■ Data for processing
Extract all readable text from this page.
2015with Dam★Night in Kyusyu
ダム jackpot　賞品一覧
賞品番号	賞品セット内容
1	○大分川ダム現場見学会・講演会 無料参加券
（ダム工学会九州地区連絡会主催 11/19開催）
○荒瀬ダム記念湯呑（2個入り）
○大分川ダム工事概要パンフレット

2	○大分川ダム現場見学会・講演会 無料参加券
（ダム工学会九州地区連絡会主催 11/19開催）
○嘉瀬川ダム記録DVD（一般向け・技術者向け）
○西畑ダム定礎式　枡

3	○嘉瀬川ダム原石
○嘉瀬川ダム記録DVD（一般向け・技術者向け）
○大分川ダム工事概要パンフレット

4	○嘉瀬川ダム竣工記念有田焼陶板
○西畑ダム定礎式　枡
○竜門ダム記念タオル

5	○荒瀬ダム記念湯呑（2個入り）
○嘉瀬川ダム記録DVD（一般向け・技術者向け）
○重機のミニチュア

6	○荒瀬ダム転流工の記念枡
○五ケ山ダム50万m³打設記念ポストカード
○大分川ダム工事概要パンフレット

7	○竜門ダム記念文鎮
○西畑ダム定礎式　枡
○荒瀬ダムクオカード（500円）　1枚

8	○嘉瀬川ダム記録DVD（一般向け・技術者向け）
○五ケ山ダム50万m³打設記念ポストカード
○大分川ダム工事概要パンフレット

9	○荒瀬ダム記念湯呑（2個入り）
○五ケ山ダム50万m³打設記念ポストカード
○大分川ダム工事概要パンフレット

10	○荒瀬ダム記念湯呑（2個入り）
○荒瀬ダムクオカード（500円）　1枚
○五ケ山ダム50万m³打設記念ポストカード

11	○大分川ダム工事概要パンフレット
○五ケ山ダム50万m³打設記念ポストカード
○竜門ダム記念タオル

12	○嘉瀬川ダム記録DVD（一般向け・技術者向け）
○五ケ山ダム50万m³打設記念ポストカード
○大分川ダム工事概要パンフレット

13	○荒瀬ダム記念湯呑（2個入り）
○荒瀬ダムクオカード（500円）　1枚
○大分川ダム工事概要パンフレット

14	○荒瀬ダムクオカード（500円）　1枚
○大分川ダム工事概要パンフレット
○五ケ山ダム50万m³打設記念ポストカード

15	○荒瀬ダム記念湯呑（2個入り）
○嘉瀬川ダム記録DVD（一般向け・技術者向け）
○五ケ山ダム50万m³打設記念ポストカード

■ Problem to work on
Copy each record from above exactly, and include every line.

■ Output of the exercise
Extract all readable text from this page.
2015with Dam★Night in Kyusyu
ダム jackpot　賞品一覧
賞品番号	賞品セット内容
1	○大分川ダム現場見学会・講演会 無料参加券
（ダム工学会九州地区連絡会主催 11/19開催）
○荒瀬ダム記念湯呑（2個入り）
○大分川ダム工事概要パンフレット

2	○大分川ダム現場見学会・講演会 無料参加券
（ダム工学会九州地区連絡会主催 11/19開催）
○嘉瀬川ダム記録DVD（一般向け・技術者向け）
○西畑ダム定礎式　枡

3	○嘉瀬川ダム原石
○嘉瀬川ダム記録DVD（一般向け・技術者向け）
○大分川ダム工事概要パンフレット

4	○嘉瀬川ダム竣工記念有田焼陶板
○西畑ダム定礎式　枡
○竜門ダム記念タオル

5	○荒瀬ダム記念湯呑（2個入り）
○嘉瀬川ダム記録DVD（一般向け・技術者向け）
○重機のミニチュア

6	○荒瀬ダム転流工の記念枡
○五ケ山ダム50万m³打設記念ポストカード
○大分川ダム工事概要パンフレット

7	○竜門ダム記念文鎮
○西畑ダム定礎式　枡
○荒瀬ダムクオカード（500円）　1枚

8	○嘉瀬川ダム記録DVD（一般向け・技術者向け）
○五ケ山ダム50万m³打設記念ポストカード
○大分川ダム工事概要パンフレット

9	○荒瀬ダム記念湯呑（2個入り）
○五ケ山ダム50万m³打設記念ポストカード
○大分川ダム工事概要パンフレット

10	○荒瀬ダム記念湯呑（2個入り）
○荒瀬ダムクオカード（500円）　1枚
○五ケ山ダム50万m³打設記念ポストカード

11	○大分川ダム工事概要パンフレット
○五ケ山ダム50万m³打設記念ポストカード
○竜門ダム記念タオル

12	○嘉瀬川ダム記録DVD（一般向け・技術者向け）
○五ケ山ダム50万m³打設記念ポストカード
○大分川ダム工事概要パンフレット

13	○荒瀬ダム記念湯呑（2個入り）
○荒瀬ダムクオカード（500円）　1枚
○大分川ダム工事概要パンフレット

14	○荒瀬ダムクオカード（500円）　1枚
○大分川ダム工事概要パンフレット
○五ケ山ダム50万m³打設記念ポストカード

15	○荒瀬ダム記念湯呑（2個入り）
○嘉瀬川ダム記録DVD（一般向け・技術者向け）
○五ケ山ダム50万m³打設記念ポストカード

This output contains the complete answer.